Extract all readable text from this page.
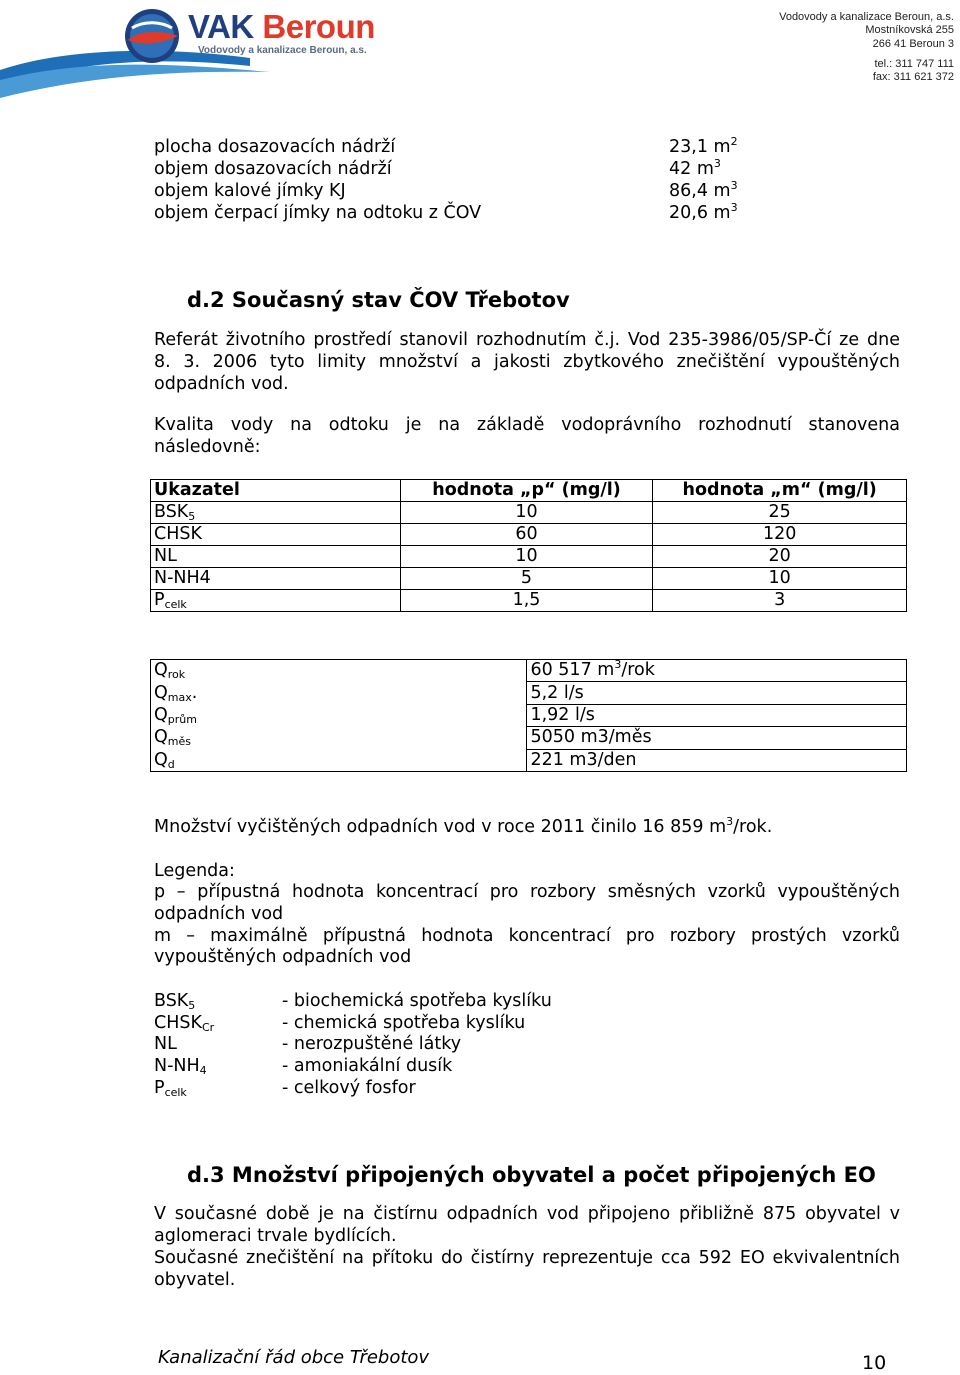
VAK Beroun
Vodovody a kanalizace Beroun, a.s.
Vodovody a kanalizace Beroun, a.s.
Mostníkovská 255
266 41 Beroun 3
tel.: 311 747 111
fax: 311 621 372
plocha dosazovacích nádrží	23,1 $m^2$
objem dosazovacích nádrží	42 $m^3$
objem kalové jímky KJ	86,4 $m^3$
objem čerpací jímky na odtoku z ČOV	20,6 $m^3$
d.2 Současný stav ČOV Třebotov
Referát životního prostředí stanovil rozhodnutím č.j. Vod 235-3986/05/SP-Čí ze dne 8. 3. 2006 tyto limity množství a jakosti zbytkového znečištění vypouštěných odpadních vod.
Kvalita vody na odtoku je na základě vodoprávního rozhodnutí stanovena následovně:
Ukazatel	hodnota „p“ (mg/l)	hodnota „m“ (mg/l)
$BSK_5$	10	25
CHSK	60	120
NL	10	20
N-NH4	5	10
$P_{celk}$	1,5	3
$Q_{rok}$	60 517 $m^3$/rok
$Q_{max}$.	5,2 l/s
$Q_{prům}$	1,92 l/s
$Q_{měs}$	5050 m3/měs
$Q_d$	221 m3/den
Množství vyčištěných odpadních vod v roce 2011 činilo 16 859 $m^3$/rok.
Legenda:
p – přípustná hodnota koncentrací pro rozbory směsných vzorků vypouštěných
odpadních vod
m – maximálně přípustná hodnota koncentrací pro rozbory prostých vzorků
vypouštěných odpadních vod
$BSK_5$	- biochemická spotřeba kyslíku
$CHSK_{Cr}$	- chemická spotřeba kyslíku
NL	- nerozpuštěné látky
$N-NH_4$	- amoniakální dusík
$P_{celk}$	- celkový fosfor
d.3 Množství připojených obyvatel a počet připojených EO
V současné době je na čistírnu odpadních vod připojeno přibližně 875 obyvatel v aglomeraci trvale bydlících.
Současné znečištění na přítoku do čistírny reprezentuje cca 592 EO ekvivalentních obyvatel.
Kanalizační řád obce Třebotov	10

+--

→ **Exercise description**: Copy the records word for word, leaving no picture in the copy.

→ **Solution**:
Extract all readable text from this page.
VAK Beroun
Vodovody a kanalizace Beroun, a.s.
Vodovody a kanalizace Beroun, a.s.
Mostníkovská 255
266 41 Beroun 3
tel.: 311 747 111
fax: 311 621 372
plocha dosazovacích nádrží	23,1 $m^2$
objem dosazovacích nádrží	42 $m^3$
objem kalové jímky KJ	86,4 $m^3$
objem čerpací jímky na odtoku z ČOV	20,6 $m^3$
d.2 Současný stav ČOV Třebotov
Referát životního prostředí stanovil rozhodnutím č.j. Vod 235-3986/05/SP-Čí ze dne 8. 3. 2006 tyto limity množství a jakosti zbytkového znečištění vypouštěných odpadních vod.
Kvalita vody na odtoku je na základě vodoprávního rozhodnutí stanovena následovně:
Ukazatel	hodnota „p“ (mg/l)	hodnota „m“ (mg/l)
$BSK_5$	10	25
CHSK	60	120
NL	10	20
N-NH4	5	10
$P_{celk}$	1,5	3
$Q_{rok}$	60 517 $m^3$/rok
$Q_{max}$.	5,2 l/s
$Q_{prům}$	1,92 l/s
$Q_{měs}$	5050 m3/měs
$Q_d$	221 m3/den
Množství vyčištěných odpadních vod v roce 2011 činilo 16 859 $m^3$/rok.
Legenda:
p – přípustná hodnota koncentrací pro rozbory směsných vzorků vypouštěných
odpadních vod
m – maximálně přípustná hodnota koncentrací pro rozbory prostých vzorků
vypouštěných odpadních vod
$BSK_5$	- biochemická spotřeba kyslíku
$CHSK_{Cr}$	- chemická spotřeba kyslíku
NL	- nerozpuštěné látky
$N-NH_4$	- amoniakální dusík
$P_{celk}$	- celkový fosfor
d.3 Množství připojených obyvatel a počet připojených EO
V současné době je na čistírnu odpadních vod připojeno přibližně 875 obyvatel v aglomeraci trvale bydlících.
Současné znečištění na přítoku do čistírny reprezentuje cca 592 EO ekvivalentních obyvatel.
Kanalizační řád obce Třebotov	10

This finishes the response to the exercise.